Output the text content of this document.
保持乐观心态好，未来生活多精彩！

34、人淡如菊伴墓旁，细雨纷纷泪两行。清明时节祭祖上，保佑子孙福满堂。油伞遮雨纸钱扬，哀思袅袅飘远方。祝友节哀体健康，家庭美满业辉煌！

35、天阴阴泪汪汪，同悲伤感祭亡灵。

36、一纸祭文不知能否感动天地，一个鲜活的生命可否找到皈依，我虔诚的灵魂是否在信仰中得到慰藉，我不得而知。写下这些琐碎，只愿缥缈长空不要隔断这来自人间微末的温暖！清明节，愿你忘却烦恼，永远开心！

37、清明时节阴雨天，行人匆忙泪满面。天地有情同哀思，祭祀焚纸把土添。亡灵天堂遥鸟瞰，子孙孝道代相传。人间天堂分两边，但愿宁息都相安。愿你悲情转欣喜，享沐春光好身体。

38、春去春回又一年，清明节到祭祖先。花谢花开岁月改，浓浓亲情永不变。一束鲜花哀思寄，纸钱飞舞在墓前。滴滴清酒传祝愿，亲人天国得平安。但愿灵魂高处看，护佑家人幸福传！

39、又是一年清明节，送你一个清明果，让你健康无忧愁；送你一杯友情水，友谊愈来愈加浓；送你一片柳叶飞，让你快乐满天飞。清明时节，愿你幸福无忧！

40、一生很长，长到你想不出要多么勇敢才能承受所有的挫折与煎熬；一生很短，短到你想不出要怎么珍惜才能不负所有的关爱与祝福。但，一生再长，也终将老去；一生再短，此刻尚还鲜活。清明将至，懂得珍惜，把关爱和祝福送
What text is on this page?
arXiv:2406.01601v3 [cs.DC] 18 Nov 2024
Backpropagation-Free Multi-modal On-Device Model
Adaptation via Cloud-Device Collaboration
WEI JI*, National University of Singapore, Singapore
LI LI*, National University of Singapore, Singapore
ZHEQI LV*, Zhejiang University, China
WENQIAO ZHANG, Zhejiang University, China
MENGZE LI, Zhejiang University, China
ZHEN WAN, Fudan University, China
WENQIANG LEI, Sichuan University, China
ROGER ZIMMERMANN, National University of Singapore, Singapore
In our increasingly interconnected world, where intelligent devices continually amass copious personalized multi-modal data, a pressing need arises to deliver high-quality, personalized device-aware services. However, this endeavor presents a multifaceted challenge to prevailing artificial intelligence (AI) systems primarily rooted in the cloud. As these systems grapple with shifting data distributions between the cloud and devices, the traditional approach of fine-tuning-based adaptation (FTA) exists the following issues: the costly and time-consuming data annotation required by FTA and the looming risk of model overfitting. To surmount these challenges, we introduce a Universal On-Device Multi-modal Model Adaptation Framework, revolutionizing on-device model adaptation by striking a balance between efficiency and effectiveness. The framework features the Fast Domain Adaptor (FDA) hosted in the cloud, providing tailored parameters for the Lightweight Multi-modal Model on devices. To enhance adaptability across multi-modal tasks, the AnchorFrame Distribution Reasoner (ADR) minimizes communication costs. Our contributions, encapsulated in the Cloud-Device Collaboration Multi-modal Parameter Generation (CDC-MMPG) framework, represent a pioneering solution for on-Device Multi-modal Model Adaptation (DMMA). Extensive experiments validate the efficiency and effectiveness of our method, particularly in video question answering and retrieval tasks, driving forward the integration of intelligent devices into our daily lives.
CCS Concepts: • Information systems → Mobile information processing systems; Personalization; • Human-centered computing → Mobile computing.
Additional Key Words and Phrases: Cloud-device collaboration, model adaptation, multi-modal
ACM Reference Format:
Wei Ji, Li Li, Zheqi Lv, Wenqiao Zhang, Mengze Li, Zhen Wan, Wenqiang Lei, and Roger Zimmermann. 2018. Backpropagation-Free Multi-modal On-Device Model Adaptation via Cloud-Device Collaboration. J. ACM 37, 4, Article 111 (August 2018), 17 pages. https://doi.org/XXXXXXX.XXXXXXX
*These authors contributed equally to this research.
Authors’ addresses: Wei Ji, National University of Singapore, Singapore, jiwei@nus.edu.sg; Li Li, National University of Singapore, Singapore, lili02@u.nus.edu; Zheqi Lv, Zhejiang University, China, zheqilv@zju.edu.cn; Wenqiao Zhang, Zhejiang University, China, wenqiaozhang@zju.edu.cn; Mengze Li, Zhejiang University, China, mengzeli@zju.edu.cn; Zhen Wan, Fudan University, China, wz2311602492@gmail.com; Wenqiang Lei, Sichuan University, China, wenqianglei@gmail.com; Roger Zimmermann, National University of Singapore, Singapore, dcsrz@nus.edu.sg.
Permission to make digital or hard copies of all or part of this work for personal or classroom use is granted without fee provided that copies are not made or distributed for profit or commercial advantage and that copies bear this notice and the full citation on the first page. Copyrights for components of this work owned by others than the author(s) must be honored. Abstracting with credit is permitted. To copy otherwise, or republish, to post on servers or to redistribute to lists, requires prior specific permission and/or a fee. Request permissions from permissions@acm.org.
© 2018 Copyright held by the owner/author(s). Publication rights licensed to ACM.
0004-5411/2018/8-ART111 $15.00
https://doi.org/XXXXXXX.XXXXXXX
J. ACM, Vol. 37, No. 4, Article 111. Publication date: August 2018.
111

## GOAL OF THE EXERCISE:
The records above should all be quoted exactly, please.

## RESULT BELOW:
Output the text content of this document.
保持乐观心态好，未来生活多精彩！

34、人淡如菊伴墓旁，细雨纷纷泪两行。清明时节祭祖上，保佑子孙福满堂。油伞遮雨纸钱扬，哀思袅袅飘远方。祝友节哀体健康，家庭美满业辉煌！

35、天阴阴泪汪汪，同悲伤感祭亡灵。

36、一纸祭文不知能否感动天地，一个鲜活的生命可否找到皈依，我虔诚的灵魂是否在信仰中得到慰藉，我不得而知。写下这些琐碎，只愿缥缈长空不要隔断这来自人间微末的温暖！清明节，愿你忘却烦恼，永远开心！

37、清明时节阴雨天，行人匆忙泪满面。天地有情同哀思，祭祀焚纸把土添。亡灵天堂遥鸟瞰，子孙孝道代相传。人间天堂分两边，但愿宁息都相安。愿你悲情转欣喜，享沐春光好身体。

38、春去春回又一年，清明节到祭祖先。花谢花开岁月改，浓浓亲情永不变。一束鲜花哀思寄，纸钱飞舞在墓前。滴滴清酒传祝愿，亲人天国得平安。但愿灵魂高处看，护佑家人幸福传！

39、又是一年清明节，送你一个清明果，让你健康无忧愁；送你一杯友情水，友谊愈来愈加浓；送你一片柳叶飞，让你快乐满天飞。清明时节，愿你幸福无忧！

40、一生很长，长到你想不出要多么勇敢才能承受所有的挫折与煎熬；一生很短，短到你想不出要怎么珍惜才能不负所有的关爱与祝福。但，一生再长，也终将老去；一生再短，此刻尚还鲜活。清明将至，懂得珍惜，把关爱和祝福送
What text is on this page?
arXiv:2406.01601v3 [cs.DC] 18 Nov 2024
Backpropagation-Free Multi-modal On-Device Model
Adaptation via Cloud-Device Collaboration
WEI JI*, National University of Singapore, Singapore
LI LI*, National University of Singapore, Singapore
ZHEQI LV*, Zhejiang University, China
WENQIAO ZHANG, Zhejiang University, China
MENGZE LI, Zhejiang University, China
ZHEN WAN, Fudan University, China
WENQIANG LEI, Sichuan University, China
ROGER ZIMMERMANN, National University of Singapore, Singapore
In our increasingly interconnected world, where intelligent devices continually amass copious personalized multi-modal data, a pressing need arises to deliver high-quality, personalized device-aware services. However, this endeavor presents a multifaceted challenge to prevailing artificial intelligence (AI) systems primarily rooted in the cloud. As these systems grapple with shifting data distributions between the cloud and devices, the traditional approach of fine-tuning-based adaptation (FTA) exists the following issues: the costly and time-consuming data annotation required by FTA and the looming risk of model overfitting. To surmount these challenges, we introduce a Universal On-Device Multi-modal Model Adaptation Framework, revolutionizing on-device model adaptation by striking a balance between efficiency and effectiveness. The framework features the Fast Domain Adaptor (FDA) hosted in the cloud, providing tailored parameters for the Lightweight Multi-modal Model on devices. To enhance adaptability across multi-modal tasks, the AnchorFrame Distribution Reasoner (ADR) minimizes communication costs. Our contributions, encapsulated in the Cloud-Device Collaboration Multi-modal Parameter Generation (CDC-MMPG) framework, represent a pioneering solution for on-Device Multi-modal Model Adaptation (DMMA). Extensive experiments validate the efficiency and effectiveness of our method, particularly in video question answering and retrieval tasks, driving forward the integration of intelligent devices into our daily lives.
CCS Concepts: • Information systems → Mobile information processing systems; Personalization; • Human-centered computing → Mobile computing.
Additional Key Words and Phrases: Cloud-device collaboration, model adaptation, multi-modal
ACM Reference Format:
Wei Ji, Li Li, Zheqi Lv, Wenqiao Zhang, Mengze Li, Zhen Wan, Wenqiang Lei, and Roger Zimmermann. 2018. Backpropagation-Free Multi-modal On-Device Model Adaptation via Cloud-Device Collaboration. J. ACM 37, 4, Article 111 (August 2018), 17 pages. https://doi.org/XXXXXXX.XXXXXXX
*These authors contributed equally to this research.
Authors’ addresses: Wei Ji, National University of Singapore, Singapore, jiwei@nus.edu.sg; Li Li, National University of Singapore, Singapore, lili02@u.nus.edu; Zheqi Lv, Zhejiang University, China, zheqilv@zju.edu.cn; Wenqiao Zhang, Zhejiang University, China, wenqiaozhang@zju.edu.cn; Mengze Li, Zhejiang University, China, mengzeli@zju.edu.cn; Zhen Wan, Fudan University, China, wz2311602492@gmail.com; Wenqiang Lei, Sichuan University, China, wenqianglei@gmail.com; Roger Zimmermann, National University of Singapore, Singapore, dcsrz@nus.edu.sg.
Permission to make digital or hard copies of all or part of this work for personal or classroom use is granted without fee provided that copies are not made or distributed for profit or commercial advantage and that copies bear this notice and the full citation on the first page. Copyrights for components of this work owned by others than the author(s) must be honored. Abstracting with credit is permitted. To copy otherwise, or republish, to post on servers or to redistribute to lists, requires prior specific permission and/or a fee. Request permissions from permissions@acm.org.
© 2018 Copyright held by the owner/author(s). Publication rights licensed to ACM.
0004-5411/2018/8-ART111 $15.00
https://doi.org/XXXXXXX.XXXXXXX
J. ACM, Vol. 37, No. 4, Article 111. Publication date: August 2018.
111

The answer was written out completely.